▶ **Written task**: Give a count of the lines below that have the string "every" in them, with no other words.

(Data entries)
········
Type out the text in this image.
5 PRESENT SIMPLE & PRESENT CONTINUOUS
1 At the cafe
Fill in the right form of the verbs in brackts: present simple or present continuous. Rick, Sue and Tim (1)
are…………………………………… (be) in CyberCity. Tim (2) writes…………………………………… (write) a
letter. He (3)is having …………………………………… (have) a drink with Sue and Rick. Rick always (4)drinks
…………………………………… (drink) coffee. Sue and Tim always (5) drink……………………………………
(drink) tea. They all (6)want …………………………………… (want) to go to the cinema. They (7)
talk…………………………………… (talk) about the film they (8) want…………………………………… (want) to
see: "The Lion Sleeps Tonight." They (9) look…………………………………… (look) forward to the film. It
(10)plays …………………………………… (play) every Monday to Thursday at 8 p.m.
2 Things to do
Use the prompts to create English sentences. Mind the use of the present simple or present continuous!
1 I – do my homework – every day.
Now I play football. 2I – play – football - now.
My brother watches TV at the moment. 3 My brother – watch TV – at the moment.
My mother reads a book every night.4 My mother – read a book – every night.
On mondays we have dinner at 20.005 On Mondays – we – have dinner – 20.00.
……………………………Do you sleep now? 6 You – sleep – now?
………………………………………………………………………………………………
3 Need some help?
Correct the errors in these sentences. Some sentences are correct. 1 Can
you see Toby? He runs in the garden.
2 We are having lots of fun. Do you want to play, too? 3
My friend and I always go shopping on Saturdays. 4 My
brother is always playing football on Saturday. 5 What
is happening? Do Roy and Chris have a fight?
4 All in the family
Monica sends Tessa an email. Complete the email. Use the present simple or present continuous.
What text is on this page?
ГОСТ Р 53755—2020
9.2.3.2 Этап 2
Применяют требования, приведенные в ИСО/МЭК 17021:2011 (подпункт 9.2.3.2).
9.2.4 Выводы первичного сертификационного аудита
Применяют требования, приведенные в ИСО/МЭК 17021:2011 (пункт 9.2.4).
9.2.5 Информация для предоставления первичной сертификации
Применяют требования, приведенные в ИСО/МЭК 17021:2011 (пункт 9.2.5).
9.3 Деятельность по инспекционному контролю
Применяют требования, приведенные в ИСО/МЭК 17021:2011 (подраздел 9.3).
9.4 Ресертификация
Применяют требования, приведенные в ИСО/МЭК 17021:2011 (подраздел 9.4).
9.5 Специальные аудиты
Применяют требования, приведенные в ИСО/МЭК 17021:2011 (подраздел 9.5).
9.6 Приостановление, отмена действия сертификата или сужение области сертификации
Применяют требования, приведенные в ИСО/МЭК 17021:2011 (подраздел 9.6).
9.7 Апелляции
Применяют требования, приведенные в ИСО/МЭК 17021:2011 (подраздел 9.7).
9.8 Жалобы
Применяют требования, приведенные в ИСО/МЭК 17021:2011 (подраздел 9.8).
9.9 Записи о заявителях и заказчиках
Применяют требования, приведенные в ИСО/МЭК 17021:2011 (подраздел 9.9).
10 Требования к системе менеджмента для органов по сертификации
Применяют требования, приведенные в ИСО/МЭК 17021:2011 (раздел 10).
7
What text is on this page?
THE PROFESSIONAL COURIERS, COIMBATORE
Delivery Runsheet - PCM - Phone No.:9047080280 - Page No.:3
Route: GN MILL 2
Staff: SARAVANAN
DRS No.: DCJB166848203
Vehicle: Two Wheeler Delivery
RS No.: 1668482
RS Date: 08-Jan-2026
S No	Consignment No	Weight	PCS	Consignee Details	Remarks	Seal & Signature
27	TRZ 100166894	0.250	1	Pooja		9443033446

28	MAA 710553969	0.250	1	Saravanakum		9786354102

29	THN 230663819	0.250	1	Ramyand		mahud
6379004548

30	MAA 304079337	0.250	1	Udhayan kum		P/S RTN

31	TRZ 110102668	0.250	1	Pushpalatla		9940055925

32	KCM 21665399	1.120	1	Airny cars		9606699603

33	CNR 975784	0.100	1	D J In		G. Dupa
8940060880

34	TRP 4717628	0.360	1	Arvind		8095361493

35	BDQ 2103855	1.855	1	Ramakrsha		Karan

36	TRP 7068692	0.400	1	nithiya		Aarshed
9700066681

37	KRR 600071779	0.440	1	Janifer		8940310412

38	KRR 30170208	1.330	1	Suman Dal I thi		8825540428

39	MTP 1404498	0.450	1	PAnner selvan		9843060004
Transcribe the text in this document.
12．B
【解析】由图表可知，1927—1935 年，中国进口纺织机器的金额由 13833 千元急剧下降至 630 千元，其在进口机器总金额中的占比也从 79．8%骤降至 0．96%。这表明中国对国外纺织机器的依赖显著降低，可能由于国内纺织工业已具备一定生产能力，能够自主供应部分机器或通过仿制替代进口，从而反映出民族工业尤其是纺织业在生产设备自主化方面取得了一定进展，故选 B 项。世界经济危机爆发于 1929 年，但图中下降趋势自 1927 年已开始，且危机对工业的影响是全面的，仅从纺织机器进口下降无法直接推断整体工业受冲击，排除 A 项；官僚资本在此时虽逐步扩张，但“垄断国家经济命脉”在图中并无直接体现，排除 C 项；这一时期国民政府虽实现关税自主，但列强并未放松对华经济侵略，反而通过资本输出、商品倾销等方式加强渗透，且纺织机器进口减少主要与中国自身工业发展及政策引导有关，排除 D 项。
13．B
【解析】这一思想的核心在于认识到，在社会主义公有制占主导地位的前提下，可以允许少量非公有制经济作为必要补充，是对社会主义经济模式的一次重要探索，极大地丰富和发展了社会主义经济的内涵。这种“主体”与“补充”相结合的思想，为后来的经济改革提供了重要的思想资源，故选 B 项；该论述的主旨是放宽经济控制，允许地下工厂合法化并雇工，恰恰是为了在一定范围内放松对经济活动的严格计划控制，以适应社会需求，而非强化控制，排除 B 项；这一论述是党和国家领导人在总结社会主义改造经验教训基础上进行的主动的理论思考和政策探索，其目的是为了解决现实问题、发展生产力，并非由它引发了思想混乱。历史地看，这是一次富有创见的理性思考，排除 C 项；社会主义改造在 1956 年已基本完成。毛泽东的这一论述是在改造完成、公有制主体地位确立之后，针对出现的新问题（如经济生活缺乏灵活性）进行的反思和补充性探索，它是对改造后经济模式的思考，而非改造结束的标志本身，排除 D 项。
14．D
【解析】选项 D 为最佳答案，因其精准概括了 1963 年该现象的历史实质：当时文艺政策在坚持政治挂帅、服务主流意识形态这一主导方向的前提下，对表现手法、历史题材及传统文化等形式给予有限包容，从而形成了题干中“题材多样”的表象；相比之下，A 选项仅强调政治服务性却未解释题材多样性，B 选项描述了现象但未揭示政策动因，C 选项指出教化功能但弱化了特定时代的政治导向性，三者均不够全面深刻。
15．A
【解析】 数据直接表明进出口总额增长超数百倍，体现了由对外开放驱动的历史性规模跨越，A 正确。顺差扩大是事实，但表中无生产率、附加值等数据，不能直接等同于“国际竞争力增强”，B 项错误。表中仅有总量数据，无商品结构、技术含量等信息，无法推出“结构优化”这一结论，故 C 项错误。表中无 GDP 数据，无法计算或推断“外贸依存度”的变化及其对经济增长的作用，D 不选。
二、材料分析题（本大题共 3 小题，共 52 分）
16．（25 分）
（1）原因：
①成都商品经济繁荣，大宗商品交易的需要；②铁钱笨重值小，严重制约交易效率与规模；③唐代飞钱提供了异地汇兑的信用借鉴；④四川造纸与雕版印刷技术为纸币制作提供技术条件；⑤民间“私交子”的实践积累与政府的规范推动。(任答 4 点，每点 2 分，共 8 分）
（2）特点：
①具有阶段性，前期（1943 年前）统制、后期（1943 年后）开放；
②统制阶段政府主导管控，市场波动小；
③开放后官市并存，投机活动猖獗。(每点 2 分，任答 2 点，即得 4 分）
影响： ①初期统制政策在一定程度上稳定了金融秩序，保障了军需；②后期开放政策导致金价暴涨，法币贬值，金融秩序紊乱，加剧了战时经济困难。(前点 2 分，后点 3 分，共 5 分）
········
▶ **Expected output**: 3